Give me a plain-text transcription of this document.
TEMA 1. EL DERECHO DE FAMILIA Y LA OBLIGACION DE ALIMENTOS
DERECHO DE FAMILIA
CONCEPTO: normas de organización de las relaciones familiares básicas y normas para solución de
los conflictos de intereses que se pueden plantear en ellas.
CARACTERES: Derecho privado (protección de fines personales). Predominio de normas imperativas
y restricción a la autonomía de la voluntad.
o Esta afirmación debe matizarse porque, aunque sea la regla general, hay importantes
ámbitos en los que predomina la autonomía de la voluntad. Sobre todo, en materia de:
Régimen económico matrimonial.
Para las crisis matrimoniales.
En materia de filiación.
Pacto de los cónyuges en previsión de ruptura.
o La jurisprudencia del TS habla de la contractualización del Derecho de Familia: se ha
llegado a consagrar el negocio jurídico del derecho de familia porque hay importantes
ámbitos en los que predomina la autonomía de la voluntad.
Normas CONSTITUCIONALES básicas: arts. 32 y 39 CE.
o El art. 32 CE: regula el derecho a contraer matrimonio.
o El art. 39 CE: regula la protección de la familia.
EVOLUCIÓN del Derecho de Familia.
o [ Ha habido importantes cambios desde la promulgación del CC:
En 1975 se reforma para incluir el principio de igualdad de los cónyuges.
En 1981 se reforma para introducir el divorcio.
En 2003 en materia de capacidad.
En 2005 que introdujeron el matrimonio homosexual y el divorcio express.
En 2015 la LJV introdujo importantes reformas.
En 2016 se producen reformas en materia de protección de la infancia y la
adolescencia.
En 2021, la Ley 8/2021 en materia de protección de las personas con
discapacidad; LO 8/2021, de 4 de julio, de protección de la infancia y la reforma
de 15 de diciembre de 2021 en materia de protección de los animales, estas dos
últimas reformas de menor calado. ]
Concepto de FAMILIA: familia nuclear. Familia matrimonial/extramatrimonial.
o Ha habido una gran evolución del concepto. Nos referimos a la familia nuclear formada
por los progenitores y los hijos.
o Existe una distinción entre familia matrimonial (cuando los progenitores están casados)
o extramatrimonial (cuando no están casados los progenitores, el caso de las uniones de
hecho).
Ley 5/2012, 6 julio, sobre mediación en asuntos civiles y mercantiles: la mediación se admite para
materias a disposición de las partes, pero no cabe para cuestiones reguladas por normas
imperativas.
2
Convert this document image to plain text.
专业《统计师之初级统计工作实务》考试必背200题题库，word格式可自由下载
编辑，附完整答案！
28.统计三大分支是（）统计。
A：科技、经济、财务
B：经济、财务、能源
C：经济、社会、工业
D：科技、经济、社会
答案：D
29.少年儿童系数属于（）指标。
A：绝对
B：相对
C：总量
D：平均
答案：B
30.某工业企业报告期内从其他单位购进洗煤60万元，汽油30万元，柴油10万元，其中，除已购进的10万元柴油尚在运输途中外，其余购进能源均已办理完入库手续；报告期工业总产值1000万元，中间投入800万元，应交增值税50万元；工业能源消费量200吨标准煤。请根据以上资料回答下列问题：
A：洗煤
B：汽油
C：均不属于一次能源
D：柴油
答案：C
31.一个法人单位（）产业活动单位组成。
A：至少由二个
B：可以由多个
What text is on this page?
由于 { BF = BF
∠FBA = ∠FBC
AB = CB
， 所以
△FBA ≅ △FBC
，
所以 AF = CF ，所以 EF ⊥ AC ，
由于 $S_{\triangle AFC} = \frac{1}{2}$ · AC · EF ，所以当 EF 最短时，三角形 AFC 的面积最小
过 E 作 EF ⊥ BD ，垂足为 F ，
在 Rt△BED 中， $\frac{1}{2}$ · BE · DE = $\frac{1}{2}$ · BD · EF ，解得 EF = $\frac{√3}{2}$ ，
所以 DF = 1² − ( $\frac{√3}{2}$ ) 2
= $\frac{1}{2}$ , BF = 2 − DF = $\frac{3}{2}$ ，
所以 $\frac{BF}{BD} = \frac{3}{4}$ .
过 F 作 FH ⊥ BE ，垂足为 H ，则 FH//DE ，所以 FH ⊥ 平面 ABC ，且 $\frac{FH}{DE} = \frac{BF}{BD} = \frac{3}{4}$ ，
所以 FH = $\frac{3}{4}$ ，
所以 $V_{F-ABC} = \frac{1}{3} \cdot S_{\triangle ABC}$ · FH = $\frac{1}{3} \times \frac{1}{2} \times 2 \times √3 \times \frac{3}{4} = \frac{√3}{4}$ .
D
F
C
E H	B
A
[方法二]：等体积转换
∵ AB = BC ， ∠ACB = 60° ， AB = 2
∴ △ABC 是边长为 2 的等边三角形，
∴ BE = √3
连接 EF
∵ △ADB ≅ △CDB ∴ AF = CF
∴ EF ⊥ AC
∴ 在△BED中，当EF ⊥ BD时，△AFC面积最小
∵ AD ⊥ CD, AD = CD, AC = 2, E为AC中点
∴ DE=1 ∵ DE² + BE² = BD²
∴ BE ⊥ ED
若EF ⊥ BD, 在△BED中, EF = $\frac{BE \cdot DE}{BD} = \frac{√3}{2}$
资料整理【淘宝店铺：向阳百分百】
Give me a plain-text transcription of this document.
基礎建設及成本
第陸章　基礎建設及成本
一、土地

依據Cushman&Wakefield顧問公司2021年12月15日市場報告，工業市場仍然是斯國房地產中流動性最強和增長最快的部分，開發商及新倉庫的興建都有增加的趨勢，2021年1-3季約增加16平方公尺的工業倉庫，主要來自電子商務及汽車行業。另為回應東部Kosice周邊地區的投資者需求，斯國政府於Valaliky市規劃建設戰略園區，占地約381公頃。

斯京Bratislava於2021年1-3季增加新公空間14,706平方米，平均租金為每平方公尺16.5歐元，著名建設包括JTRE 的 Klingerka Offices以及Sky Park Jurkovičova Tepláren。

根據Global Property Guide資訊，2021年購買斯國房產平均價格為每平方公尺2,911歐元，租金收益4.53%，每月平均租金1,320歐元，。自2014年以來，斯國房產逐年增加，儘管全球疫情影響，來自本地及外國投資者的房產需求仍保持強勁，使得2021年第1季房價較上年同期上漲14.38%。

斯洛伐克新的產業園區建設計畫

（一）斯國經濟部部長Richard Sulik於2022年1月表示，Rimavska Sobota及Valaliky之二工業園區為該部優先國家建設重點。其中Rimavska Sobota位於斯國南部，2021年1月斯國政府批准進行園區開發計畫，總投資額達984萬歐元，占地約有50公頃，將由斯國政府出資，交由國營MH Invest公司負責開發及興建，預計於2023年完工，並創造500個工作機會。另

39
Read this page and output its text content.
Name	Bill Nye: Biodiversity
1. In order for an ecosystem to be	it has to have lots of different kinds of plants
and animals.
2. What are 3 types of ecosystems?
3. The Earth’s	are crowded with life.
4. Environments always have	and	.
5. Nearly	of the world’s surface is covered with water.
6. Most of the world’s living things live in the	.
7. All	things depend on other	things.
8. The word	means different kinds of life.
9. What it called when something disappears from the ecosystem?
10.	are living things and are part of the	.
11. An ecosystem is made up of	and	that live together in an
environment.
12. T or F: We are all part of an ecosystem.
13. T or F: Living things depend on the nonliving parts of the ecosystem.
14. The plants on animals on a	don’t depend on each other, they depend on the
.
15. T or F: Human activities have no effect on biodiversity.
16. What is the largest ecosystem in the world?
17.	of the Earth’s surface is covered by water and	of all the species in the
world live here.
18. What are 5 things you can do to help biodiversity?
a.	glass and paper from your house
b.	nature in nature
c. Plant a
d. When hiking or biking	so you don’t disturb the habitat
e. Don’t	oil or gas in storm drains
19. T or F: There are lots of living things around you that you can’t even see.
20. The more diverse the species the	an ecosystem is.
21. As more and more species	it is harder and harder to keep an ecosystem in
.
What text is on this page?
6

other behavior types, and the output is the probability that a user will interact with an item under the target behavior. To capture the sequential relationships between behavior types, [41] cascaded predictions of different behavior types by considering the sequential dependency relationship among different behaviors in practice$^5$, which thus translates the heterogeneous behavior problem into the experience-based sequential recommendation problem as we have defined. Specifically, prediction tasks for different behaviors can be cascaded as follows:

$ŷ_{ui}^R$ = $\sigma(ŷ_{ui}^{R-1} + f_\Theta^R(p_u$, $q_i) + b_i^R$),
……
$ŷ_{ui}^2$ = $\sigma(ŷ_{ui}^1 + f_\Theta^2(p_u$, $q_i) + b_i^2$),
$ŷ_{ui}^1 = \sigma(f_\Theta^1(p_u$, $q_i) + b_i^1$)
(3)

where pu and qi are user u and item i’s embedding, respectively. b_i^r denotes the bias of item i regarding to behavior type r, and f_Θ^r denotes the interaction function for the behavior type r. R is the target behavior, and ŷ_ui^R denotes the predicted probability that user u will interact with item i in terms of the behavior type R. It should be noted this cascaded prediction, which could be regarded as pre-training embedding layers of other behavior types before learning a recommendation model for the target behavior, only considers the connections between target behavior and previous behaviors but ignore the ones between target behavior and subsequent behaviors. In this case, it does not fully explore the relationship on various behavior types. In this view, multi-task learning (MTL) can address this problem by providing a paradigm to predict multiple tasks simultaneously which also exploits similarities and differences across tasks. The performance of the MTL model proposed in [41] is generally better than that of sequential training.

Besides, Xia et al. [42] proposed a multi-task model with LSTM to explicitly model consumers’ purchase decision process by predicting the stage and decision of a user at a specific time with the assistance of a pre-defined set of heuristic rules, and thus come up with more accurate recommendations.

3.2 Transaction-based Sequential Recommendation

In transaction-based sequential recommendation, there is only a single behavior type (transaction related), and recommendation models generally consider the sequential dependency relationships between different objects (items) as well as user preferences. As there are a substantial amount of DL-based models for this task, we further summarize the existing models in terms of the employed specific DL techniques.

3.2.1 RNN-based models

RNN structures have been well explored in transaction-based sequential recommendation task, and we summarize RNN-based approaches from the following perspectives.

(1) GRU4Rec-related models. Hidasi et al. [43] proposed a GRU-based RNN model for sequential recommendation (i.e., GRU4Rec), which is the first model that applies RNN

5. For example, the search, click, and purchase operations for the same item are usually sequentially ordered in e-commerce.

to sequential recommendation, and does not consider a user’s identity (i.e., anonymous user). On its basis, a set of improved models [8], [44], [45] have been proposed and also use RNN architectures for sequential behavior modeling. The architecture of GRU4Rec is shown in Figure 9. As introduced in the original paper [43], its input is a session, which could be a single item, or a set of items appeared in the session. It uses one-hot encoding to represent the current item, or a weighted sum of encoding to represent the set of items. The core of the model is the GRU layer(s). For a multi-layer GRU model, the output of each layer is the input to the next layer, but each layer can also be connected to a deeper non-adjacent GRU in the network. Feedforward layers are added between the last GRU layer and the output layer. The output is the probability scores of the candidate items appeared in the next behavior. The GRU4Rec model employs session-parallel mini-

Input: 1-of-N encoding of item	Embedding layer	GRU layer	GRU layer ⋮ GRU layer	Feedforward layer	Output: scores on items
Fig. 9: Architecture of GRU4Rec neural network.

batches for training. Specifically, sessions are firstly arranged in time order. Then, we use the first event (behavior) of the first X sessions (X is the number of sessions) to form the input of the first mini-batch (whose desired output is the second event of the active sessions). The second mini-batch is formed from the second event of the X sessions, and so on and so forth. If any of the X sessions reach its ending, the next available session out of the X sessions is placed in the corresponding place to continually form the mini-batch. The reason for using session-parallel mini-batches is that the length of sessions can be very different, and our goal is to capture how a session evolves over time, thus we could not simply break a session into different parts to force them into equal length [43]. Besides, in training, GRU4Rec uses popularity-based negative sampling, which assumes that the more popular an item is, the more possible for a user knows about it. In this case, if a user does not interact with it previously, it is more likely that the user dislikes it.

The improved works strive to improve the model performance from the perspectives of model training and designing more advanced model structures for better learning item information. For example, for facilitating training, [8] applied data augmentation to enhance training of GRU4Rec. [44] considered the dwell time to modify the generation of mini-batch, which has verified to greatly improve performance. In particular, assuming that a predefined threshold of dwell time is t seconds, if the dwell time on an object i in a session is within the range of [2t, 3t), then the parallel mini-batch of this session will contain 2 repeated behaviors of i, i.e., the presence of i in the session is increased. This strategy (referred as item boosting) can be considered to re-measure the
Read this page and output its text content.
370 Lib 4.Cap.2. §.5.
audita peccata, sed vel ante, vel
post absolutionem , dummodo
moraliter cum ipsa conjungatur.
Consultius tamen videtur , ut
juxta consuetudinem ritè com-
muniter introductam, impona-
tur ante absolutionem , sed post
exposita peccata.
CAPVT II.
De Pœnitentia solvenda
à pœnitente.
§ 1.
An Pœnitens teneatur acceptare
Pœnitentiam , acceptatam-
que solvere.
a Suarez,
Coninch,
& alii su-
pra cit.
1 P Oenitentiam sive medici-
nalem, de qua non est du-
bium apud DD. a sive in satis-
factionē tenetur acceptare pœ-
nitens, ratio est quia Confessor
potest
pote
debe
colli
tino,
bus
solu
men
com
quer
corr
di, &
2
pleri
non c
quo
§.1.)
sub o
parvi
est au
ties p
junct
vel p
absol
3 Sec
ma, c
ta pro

## What the exercise asks
Copy each line in the data that holds the word "kinds".

## Written answer
1. In order for an ecosystem to be	it has to have lots of different kinds of plants
8. The word	means different kinds of life.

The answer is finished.